[Extracts from a graphics dataset]
☆ ☆ ☆ ☆ ☆ ☆ ☆

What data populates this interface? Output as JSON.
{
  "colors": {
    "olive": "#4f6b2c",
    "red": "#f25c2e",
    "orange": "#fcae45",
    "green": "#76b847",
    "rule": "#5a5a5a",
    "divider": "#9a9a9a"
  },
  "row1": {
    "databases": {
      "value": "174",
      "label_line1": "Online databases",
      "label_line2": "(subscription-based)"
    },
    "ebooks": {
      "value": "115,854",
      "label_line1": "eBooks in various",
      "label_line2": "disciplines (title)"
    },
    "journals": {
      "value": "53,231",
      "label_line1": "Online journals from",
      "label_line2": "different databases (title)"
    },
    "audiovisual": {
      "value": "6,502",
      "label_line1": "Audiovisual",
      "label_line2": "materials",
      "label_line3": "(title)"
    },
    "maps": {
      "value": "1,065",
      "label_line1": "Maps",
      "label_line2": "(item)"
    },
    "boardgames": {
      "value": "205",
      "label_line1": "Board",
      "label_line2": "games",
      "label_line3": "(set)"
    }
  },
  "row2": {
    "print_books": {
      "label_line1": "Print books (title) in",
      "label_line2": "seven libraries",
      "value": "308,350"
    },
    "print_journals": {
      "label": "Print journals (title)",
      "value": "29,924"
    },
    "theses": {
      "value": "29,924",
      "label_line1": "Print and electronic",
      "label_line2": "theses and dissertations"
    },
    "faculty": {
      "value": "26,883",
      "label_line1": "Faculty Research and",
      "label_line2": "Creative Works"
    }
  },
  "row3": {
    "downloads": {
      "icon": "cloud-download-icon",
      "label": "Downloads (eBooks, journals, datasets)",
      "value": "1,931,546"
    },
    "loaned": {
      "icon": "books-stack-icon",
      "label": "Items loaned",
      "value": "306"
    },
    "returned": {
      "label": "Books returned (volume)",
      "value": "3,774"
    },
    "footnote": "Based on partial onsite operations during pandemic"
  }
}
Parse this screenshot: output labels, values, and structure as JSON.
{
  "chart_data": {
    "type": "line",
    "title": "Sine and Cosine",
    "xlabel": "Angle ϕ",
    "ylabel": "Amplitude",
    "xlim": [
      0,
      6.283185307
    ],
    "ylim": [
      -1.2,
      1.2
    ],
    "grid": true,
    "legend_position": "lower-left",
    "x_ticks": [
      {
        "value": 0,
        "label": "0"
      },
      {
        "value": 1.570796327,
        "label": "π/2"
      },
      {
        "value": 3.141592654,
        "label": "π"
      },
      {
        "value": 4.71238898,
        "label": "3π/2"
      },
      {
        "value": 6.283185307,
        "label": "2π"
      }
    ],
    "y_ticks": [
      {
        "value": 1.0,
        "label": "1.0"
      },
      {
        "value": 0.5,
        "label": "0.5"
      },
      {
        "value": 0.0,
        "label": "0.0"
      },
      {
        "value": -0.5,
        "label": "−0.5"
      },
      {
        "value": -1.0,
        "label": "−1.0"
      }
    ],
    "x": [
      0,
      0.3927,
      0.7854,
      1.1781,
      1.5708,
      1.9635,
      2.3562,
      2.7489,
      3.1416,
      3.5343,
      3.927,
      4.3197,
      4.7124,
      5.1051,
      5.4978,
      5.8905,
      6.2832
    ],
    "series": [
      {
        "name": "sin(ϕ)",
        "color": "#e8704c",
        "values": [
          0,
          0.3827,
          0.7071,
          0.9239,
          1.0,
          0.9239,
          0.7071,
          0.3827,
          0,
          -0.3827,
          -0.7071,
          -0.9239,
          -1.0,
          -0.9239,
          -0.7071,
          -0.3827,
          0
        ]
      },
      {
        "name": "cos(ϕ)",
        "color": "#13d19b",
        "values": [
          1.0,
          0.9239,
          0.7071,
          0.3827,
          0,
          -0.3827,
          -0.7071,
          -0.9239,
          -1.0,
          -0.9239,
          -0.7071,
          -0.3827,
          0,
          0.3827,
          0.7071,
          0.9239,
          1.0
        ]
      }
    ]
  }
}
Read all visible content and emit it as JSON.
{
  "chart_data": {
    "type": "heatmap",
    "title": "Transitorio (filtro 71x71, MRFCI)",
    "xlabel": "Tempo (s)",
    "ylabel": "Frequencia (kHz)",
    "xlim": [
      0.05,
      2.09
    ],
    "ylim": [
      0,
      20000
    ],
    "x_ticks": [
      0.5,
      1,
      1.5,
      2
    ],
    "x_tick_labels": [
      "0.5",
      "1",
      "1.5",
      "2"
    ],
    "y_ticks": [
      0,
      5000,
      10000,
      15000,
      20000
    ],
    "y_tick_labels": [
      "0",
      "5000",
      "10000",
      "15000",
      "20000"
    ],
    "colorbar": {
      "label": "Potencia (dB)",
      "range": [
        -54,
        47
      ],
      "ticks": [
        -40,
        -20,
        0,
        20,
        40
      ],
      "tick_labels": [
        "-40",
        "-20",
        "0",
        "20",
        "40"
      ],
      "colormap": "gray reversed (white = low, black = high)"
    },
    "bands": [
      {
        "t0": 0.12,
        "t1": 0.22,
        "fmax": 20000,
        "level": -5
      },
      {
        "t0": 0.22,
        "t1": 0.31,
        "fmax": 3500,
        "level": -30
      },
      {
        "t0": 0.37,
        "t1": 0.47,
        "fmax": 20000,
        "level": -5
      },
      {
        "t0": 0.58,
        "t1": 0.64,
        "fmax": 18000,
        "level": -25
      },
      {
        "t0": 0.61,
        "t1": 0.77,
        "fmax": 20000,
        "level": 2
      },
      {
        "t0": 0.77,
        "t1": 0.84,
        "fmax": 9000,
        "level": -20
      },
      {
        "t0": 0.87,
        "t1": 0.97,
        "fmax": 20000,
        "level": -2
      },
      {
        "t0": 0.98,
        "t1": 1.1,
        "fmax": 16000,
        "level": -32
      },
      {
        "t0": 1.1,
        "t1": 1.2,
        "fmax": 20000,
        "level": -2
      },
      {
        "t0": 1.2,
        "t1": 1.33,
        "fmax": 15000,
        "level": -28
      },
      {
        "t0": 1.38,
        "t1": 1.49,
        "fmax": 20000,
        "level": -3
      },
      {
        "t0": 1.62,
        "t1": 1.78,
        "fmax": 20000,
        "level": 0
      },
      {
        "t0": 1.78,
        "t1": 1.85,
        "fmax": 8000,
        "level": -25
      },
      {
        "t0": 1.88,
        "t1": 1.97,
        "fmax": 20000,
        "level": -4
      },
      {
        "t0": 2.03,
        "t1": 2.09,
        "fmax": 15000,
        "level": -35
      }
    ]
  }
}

☆ ☆ ☆ ☆ ☆ ☆ ☆

WRITTEN REQUEST
All of the data shown above must be copied exactly.

FINAL ANSWER
What data populates this interface? Output as JSON.
{
  "colors": {
    "olive": "#4f6b2c",
    "red": "#f25c2e",
    "orange": "#fcae45",
    "green": "#76b847",
    "rule": "#5a5a5a",
    "divider": "#9a9a9a"
  },
  "row1": {
    "databases": {
      "value": "174",
      "label_line1": "Online databases",
      "label_line2": "(subscription-based)"
    },
    "ebooks": {
      "value": "115,854",
      "label_line1": "eBooks in various",
      "label_line2": "disciplines (title)"
    },
    "journals": {
      "value": "53,231",
      "label_line1": "Online journals from",
      "label_line2": "different databases (title)"
    },
    "audiovisual": {
      "value": "6,502",
      "label_line1": "Audiovisual",
      "label_line2": "materials",
      "label_line3": "(title)"
    },
    "maps": {
      "value": "1,065",
      "label_line1": "Maps",
      "label_line2": "(item)"
    },
    "boardgames": {
      "value": "205",
      "label_line1": "Board",
      "label_line2": "games",
      "label_line3": "(set)"
    }
  },
  "row2": {
    "print_books": {
      "label_line1": "Print books (title) in",
      "label_line2": "seven libraries",
      "value": "308,350"
    },
    "print_journals": {
      "label": "Print journals (title)",
      "value": "29,924"
    },
    "theses": {
      "value": "29,924",
      "label_line1": "Print and electronic",
      "label_line2": "theses and dissertations"
    },
    "faculty": {
      "value": "26,883",
      "label_line1": "Faculty Research and",
      "label_line2": "Creative Works"
    }
  },
  "row3": {
    "downloads": {
      "icon": "cloud-download-icon",
      "label": "Downloads (eBooks, journals, datasets)",
      "value": "1,931,546"
    },
    "loaned": {
      "icon": "books-stack-icon",
      "label": "Items loaned",
      "value": "306"
    },
    "returned": {
      "label": "Books returned (volume)",
      "value": "3,774"
    },
    "footnote": "Based on partial onsite operations during pandemic"
  }
}
Parse this screenshot: output labels, values, and structure as JSON.
{
  "chart_data": {
    "type": "line",
    "title": "Sine and Cosine",
    "xlabel": "Angle ϕ",
    "ylabel": "Amplitude",
    "xlim": [
      0,
      6.283185307
    ],
    "ylim": [
      -1.2,
      1.2
    ],
    "grid": true,
    "legend_position": "lower-left",
    "x_ticks": [
      {
        "value": 0,
        "label": "0"
      },
      {
        "value": 1.570796327,
        "label": "π/2"
      },
      {
        "value": 3.141592654,
        "label": "π"
      },
      {
        "value": 4.71238898,
        "label": "3π/2"
      },
      {
        "value": 6.283185307,
        "label": "2π"
      }
    ],
    "y_ticks": [
      {
        "value": 1.0,
        "label": "1.0"
      },
      {
        "value": 0.5,
        "label": "0.5"
      },
      {
        "value": 0.0,
        "label": "0.0"
      },
      {
        "value": -0.5,
        "label": "−0.5"
      },
      {
        "value": -1.0,
        "label": "−1.0"
      }
    ],
    "x": [
      0,
      0.3927,
      0.7854,
      1.1781,
      1.5708,
      1.9635,
      2.3562,
      2.7489,
      3.1416,
      3.5343,
      3.927,
      4.3197,
      4.7124,
      5.1051,
      5.4978,
      5.8905,
      6.2832
    ],
    "series": [
      {
        "name": "sin(ϕ)",
        "color": "#e8704c",
        "values": [
          0,
          0.3827,
          0.7071,
          0.9239,
          1.0,
          0.9239,
          0.7071,
          0.3827,
          0,
          -0.3827,
          -0.7071,
          -0.9239,
          -1.0,
          -0.9239,
          -0.7071,
          -0.3827,
          0
        ]
      },
      {
        "name": "cos(ϕ)",
        "color": "#13d19b",
        "values": [
          1.0,
          0.9239,
          0.7071,
          0.3827,
          0,
          -0.3827,
          -0.7071,
          -0.9239,
          -1.0,
          -0.9239,
          -0.7071,
          -0.3827,
          0,
          0.3827,
          0.7071,
          0.9239,
          1.0
        ]
      }
    ]
  }
}
Read all visible content and emit it as JSON.
{
  "chart_data": {
    "type": "heatmap",
    "title": "Transitorio (filtro 71x71, MRFCI)",
    "xlabel": "Tempo (s)",
    "ylabel": "Frequencia (kHz)",
    "xlim": [
      0.05,
      2.09
    ],
    "ylim": [
      0,
      20000
    ],
    "x_ticks": [
      0.5,
      1,
      1.5,
      2
    ],
    "x_tick_labels": [
      "0.5",
      "1",
      "1.5",
      "2"
    ],
    "y_ticks": [
      0,
      5000,
      10000,
      15000,
      20000
    ],
    "y_tick_labels": [
      "0",
      "5000",
      "10000",
      "15000",
      "20000"
    ],
    "colorbar": {
      "label": "Potencia (dB)",
      "range": [
        -54,
        47
      ],
      "ticks": [
        -40,
        -20,
        0,
        20,
        40
      ],
      "tick_labels": [
        "-40",
        "-20",
        "0",
        "20",
        "40"
      ],
      "colormap": "gray reversed (white = low, black = high)"
    },
    "bands": [
      {
        "t0": 0.12,
        "t1": 0.22,
        "fmax": 20000,
        "level": -5
      },
      {
        "t0": 0.22,
        "t1": 0.31,
        "fmax": 3500,
        "level": -30
      },
      {
        "t0": 0.37,
        "t1": 0.47,
        "fmax": 20000,
        "level": -5
      },
      {
        "t0": 0.58,
        "t1": 0.64,
        "fmax": 18000,
        "level": -25
      },
      {
        "t0": 0.61,
        "t1": 0.77,
        "fmax": 20000,
        "level": 2
      },
      {
        "t0": 0.77,
        "t1": 0.84,
        "fmax": 9000,
        "level": -20
      },
      {
        "t0": 0.87,
        "t1": 0.97,
        "fmax": 20000,
        "level": -2
      },
      {
        "t0": 0.98,
        "t1": 1.1,
        "fmax": 16000,
        "level": -32
      },
      {
        "t0": 1.1,
        "t1": 1.2,
        "fmax": 20000,
        "level": -2
      },
      {
        "t0": 1.2,
        "t1": 1.33,
        "fmax": 15000,
        "level": -28
      },
      {
        "t0": 1.38,
        "t1": 1.49,
        "fmax": 20000,
        "level": -3
      },
      {
        "t0": 1.62,
        "t1": 1.78,
        "fmax": 20000,
        "level": 0
      },
      {
        "t0": 1.78,
        "t1": 1.85,
        "fmax": 8000,
        "level": -25
      },
      {
        "t0": 1.88,
        "t1": 1.97,
        "fmax": 20000,
        "level": -4
      },
      {
        "t0": 2.03,
        "t1": 2.09,
        "fmax": 15000,
        "level": -35
      }
    ]
  }
}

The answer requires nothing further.